> **Given request**
Within the records below, find each line that holds the string "федеральная", then copy it.

┌─ Exercise data

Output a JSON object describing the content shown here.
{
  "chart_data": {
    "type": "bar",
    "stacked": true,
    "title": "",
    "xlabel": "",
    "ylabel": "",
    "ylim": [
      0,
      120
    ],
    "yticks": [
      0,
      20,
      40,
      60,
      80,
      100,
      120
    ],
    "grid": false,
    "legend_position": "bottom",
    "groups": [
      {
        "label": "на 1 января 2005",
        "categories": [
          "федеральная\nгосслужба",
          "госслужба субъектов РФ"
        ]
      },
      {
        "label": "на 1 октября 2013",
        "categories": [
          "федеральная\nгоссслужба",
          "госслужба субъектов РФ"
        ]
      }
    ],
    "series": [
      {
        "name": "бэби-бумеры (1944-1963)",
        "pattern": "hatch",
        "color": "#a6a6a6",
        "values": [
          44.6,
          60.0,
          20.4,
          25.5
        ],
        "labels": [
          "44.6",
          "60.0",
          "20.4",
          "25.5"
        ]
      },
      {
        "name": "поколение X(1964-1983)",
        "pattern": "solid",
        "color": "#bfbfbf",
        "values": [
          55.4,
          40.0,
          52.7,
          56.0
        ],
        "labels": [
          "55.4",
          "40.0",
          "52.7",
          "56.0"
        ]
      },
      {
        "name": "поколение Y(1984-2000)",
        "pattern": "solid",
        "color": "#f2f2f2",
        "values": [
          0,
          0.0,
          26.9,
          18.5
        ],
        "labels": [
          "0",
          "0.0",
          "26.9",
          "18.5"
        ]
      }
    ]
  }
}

└─

> **Exercise response**
          "федеральная\nгосслужба",
          "федеральная\nгоссслужба",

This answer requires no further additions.